§ TO DO
Please print the full listing exactly.

Extracted records:

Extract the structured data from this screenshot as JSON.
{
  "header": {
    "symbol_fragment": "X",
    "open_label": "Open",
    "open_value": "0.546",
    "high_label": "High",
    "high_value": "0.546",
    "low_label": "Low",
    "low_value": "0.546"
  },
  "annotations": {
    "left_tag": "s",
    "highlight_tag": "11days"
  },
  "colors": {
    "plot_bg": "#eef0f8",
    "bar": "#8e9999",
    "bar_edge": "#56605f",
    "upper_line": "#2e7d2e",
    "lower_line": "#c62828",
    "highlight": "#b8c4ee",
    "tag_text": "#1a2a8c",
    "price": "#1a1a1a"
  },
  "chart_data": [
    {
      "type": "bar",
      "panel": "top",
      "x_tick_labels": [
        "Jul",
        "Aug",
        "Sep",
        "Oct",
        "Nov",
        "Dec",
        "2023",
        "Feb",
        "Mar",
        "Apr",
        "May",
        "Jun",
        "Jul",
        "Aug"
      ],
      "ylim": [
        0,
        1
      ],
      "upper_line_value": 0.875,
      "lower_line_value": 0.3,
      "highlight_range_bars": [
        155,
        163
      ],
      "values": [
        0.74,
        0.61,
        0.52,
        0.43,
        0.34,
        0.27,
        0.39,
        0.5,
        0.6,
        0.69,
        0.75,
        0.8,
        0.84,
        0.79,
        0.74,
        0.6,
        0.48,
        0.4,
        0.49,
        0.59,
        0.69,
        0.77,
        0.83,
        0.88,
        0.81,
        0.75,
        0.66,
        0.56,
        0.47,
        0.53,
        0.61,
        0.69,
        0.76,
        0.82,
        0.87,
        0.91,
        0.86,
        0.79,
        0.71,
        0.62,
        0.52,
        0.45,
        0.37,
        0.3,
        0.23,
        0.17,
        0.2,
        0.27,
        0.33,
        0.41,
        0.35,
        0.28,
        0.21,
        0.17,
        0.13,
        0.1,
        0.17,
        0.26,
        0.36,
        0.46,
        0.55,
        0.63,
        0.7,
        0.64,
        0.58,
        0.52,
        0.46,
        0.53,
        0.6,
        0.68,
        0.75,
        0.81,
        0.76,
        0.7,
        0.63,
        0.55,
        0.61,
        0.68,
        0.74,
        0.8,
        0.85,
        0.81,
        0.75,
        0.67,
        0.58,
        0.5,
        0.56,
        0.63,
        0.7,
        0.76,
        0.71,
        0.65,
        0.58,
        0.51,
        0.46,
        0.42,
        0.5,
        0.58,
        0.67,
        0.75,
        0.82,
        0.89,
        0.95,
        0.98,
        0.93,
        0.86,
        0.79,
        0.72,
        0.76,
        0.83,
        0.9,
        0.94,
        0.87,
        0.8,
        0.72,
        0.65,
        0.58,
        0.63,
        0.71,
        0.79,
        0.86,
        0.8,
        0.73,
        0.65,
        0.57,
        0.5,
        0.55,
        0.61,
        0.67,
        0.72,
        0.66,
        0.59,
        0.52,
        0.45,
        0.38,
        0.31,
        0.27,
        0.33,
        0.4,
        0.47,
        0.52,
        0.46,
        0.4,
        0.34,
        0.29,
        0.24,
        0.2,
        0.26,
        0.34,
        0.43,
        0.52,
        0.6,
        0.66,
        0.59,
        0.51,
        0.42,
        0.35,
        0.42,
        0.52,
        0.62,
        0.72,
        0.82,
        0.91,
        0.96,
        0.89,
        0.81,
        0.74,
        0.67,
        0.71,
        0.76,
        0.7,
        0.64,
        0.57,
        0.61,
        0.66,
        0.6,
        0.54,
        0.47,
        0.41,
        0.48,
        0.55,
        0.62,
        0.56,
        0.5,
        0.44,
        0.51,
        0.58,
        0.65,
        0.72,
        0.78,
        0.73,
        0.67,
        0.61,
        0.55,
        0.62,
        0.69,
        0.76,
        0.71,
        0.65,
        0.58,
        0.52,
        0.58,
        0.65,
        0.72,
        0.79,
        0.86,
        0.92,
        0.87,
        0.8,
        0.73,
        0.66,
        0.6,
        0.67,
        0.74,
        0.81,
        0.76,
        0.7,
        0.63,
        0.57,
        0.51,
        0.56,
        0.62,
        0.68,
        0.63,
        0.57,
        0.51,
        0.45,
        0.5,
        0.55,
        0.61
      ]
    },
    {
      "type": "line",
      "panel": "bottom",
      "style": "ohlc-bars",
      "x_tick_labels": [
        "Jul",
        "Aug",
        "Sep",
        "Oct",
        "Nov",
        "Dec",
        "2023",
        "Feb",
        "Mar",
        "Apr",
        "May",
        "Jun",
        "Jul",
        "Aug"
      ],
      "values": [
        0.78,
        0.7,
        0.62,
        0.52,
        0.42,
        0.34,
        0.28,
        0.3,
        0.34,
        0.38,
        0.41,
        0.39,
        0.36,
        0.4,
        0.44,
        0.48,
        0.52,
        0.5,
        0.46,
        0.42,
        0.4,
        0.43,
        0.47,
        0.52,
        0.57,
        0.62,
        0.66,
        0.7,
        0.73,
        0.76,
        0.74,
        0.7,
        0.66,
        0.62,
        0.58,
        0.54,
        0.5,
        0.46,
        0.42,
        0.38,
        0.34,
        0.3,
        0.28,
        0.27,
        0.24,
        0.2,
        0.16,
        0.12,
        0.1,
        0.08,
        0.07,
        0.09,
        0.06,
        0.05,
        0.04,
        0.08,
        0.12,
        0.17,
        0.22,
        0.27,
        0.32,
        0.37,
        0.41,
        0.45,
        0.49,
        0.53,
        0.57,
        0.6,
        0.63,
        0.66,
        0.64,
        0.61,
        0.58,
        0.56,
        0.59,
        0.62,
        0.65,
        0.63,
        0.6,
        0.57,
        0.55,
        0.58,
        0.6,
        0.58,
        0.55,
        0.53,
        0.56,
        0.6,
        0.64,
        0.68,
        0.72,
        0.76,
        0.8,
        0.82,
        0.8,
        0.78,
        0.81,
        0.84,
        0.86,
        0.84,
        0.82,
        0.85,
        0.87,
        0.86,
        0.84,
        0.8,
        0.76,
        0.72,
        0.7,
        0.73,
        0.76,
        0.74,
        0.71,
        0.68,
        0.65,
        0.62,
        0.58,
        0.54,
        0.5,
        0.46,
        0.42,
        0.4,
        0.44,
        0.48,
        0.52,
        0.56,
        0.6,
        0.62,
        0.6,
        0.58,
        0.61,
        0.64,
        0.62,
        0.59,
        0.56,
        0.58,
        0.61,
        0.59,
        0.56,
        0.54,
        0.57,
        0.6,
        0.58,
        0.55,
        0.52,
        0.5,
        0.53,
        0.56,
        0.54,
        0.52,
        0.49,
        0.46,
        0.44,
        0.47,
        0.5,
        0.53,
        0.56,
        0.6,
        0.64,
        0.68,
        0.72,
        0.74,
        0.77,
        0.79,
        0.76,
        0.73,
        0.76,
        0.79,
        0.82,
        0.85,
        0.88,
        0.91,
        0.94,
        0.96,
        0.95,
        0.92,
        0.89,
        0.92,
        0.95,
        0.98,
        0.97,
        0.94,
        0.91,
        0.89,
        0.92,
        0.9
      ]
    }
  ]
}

§ RESPONSE BELOW
Extract the structured data from this screenshot as JSON.
{
  "header": {
    "symbol_fragment": "X",
    "open_label": "Open",
    "open_value": "0.546",
    "high_label": "High",
    "high_value": "0.546",
    "low_label": "Low",
    "low_value": "0.546"
  },
  "annotations": {
    "left_tag": "s",
    "highlight_tag": "11days"
  },
  "colors": {
    "plot_bg": "#eef0f8",
    "bar": "#8e9999",
    "bar_edge": "#56605f",
    "upper_line": "#2e7d2e",
    "lower_line": "#c62828",
    "highlight": "#b8c4ee",
    "tag_text": "#1a2a8c",
    "price": "#1a1a1a"
  },
  "chart_data": [
    {
      "type": "bar",
      "panel": "top",
      "x_tick_labels": [
        "Jul",
        "Aug",
        "Sep",
        "Oct",
        "Nov",
        "Dec",
        "2023",
        "Feb",
        "Mar",
        "Apr",
        "May",
        "Jun",
        "Jul",
        "Aug"
      ],
      "ylim": [
        0,
        1
      ],
      "upper_line_value": 0.875,
      "lower_line_value": 0.3,
      "highlight_range_bars": [
        155,
        163
      ],
      "values": [
        0.74,
        0.61,
        0.52,
        0.43,
        0.34,
        0.27,
        0.39,
        0.5,
        0.6,
        0.69,
        0.75,
        0.8,
        0.84,
        0.79,
        0.74,
        0.6,
        0.48,
        0.4,
        0.49,
        0.59,
        0.69,
        0.77,
        0.83,
        0.88,
        0.81,
        0.75,
        0.66,
        0.56,
        0.47,
        0.53,
        0.61,
        0.69,
        0.76,
        0.82,
        0.87,
        0.91,
        0.86,
        0.79,
        0.71,
        0.62,
        0.52,
        0.45,
        0.37,
        0.3,
        0.23,
        0.17,
        0.2,
        0.27,
        0.33,
        0.41,
        0.35,
        0.28,
        0.21,
        0.17,
        0.13,
        0.1,
        0.17,
        0.26,
        0.36,
        0.46,
        0.55,
        0.63,
        0.7,
        0.64,
        0.58,
        0.52,
        0.46,
        0.53,
        0.6,
        0.68,
        0.75,
        0.81,
        0.76,
        0.7,
        0.63,
        0.55,
        0.61,
        0.68,
        0.74,
        0.8,
        0.85,
        0.81,
        0.75,
        0.67,
        0.58,
        0.5,
        0.56,
        0.63,
        0.7,
        0.76,
        0.71,
        0.65,
        0.58,
        0.51,
        0.46,
        0.42,
        0.5,
        0.58,
        0.67,
        0.75,
        0.82,
        0.89,
        0.95,
        0.98,
        0.93,
        0.86,
        0.79,
        0.72,
        0.76,
        0.83,
        0.9,
        0.94,
        0.87,
        0.8,
        0.72,
        0.65,
        0.58,
        0.63,
        0.71,
        0.79,
        0.86,
        0.8,
        0.73,
        0.65,
        0.57,
        0.5,
        0.55,
        0.61,
        0.67,
        0.72,
        0.66,
        0.59,
        0.52,
        0.45,
        0.38,
        0.31,
        0.27,
        0.33,
        0.4,
        0.47,
        0.52,
        0.46,
        0.4,
        0.34,
        0.29,
        0.24,
        0.2,
        0.26,
        0.34,
        0.43,
        0.52,
        0.6,
        0.66,
        0.59,
        0.51,
        0.42,
        0.35,
        0.42,
        0.52,
        0.62,
        0.72,
        0.82,
        0.91,
        0.96,
        0.89,
        0.81,
        0.74,
        0.67,
        0.71,
        0.76,
        0.7,
        0.64,
        0.57,
        0.61,
        0.66,
        0.6,
        0.54,
        0.47,
        0.41,
        0.48,
        0.55,
        0.62,
        0.56,
        0.5,
        0.44,
        0.51,
        0.58,
        0.65,
        0.72,
        0.78,
        0.73,
        0.67,
        0.61,
        0.55,
        0.62,
        0.69,
        0.76,
        0.71,
        0.65,
        0.58,
        0.52,
        0.58,
        0.65,
        0.72,
        0.79,
        0.86,
        0.92,
        0.87,
        0.8,
        0.73,
        0.66,
        0.6,
        0.67,
        0.74,
        0.81,
        0.76,
        0.7,
        0.63,
        0.57,
        0.51,
        0.56,
        0.62,
        0.68,
        0.63,
        0.57,
        0.51,
        0.45,
        0.5,
        0.55,
        0.61
      ]
    },
    {
      "type": "line",
      "panel": "bottom",
      "style": "ohlc-bars",
      "x_tick_labels": [
        "Jul",
        "Aug",
        "Sep",
        "Oct",
        "Nov",
        "Dec",
        "2023",
        "Feb",
        "Mar",
        "Apr",
        "May",
        "Jun",
        "Jul",
        "Aug"
      ],
      "values": [
        0.78,
        0.7,
        0.62,
        0.52,
        0.42,
        0.34,
        0.28,
        0.3,
        0.34,
        0.38,
        0.41,
        0.39,
        0.36,
        0.4,
        0.44,
        0.48,
        0.52,
        0.5,
        0.46,
        0.42,
        0.4,
        0.43,
        0.47,
        0.52,
        0.57,
        0.62,
        0.66,
        0.7,
        0.73,
        0.76,
        0.74,
        0.7,
        0.66,
        0.62,
        0.58,
        0.54,
        0.5,
        0.46,
        0.42,
        0.38,
        0.34,
        0.3,
        0.28,
        0.27,
        0.24,
        0.2,
        0.16,
        0.12,
        0.1,
        0.08,
        0.07,
        0.09,
        0.06,
        0.05,
        0.04,
        0.08,
        0.12,
        0.17,
        0.22,
        0.27,
        0.32,
        0.37,
        0.41,
        0.45,
        0.49,
        0.53,
        0.57,
        0.6,
        0.63,
        0.66,
        0.64,
        0.61,
        0.58,
        0.56,
        0.59,
        0.62,
        0.65,
        0.63,
        0.6,
        0.57,
        0.55,
        0.58,
        0.6,
        0.58,
        0.55,
        0.53,
        0.56,
        0.6,
        0.64,
        0.68,
        0.72,
        0.76,
        0.8,
        0.82,
        0.8,
        0.78,
        0.81,
        0.84,
        0.86,
        0.84,
        0.82,
        0.85,
        0.87,
        0.86,
        0.84,
        0.8,
        0.76,
        0.72,
        0.7,
        0.73,
        0.76,
        0.74,
        0.71,
        0.68,
        0.65,
        0.62,
        0.58,
        0.54,
        0.5,
        0.46,
        0.42,
        0.4,
        0.44,
        0.48,
        0.52,
        0.56,
        0.6,
        0.62,
        0.6,
        0.58,
        0.61,
        0.64,
        0.62,
        0.59,
        0.56,
        0.58,
        0.61,
        0.59,
        0.56,
        0.54,
        0.57,
        0.6,
        0.58,
        0.55,
        0.52,
        0.5,
        0.53,
        0.56,
        0.54,
        0.52,
        0.49,
        0.46,
        0.44,
        0.47,
        0.5,
        0.53,
        0.56,
        0.6,
        0.64,
        0.68,
        0.72,
        0.74,
        0.77,
        0.79,
        0.76,
        0.73,
        0.76,
        0.79,
        0.82,
        0.85,
        0.88,
        0.91,
        0.94,
        0.96,
        0.95,
        0.92,
        0.89,
        0.92,
        0.95,
        0.98,
        0.97,
        0.94,
        0.91,
        0.89,
        0.92,
        0.9
      ]
    }
  ]
}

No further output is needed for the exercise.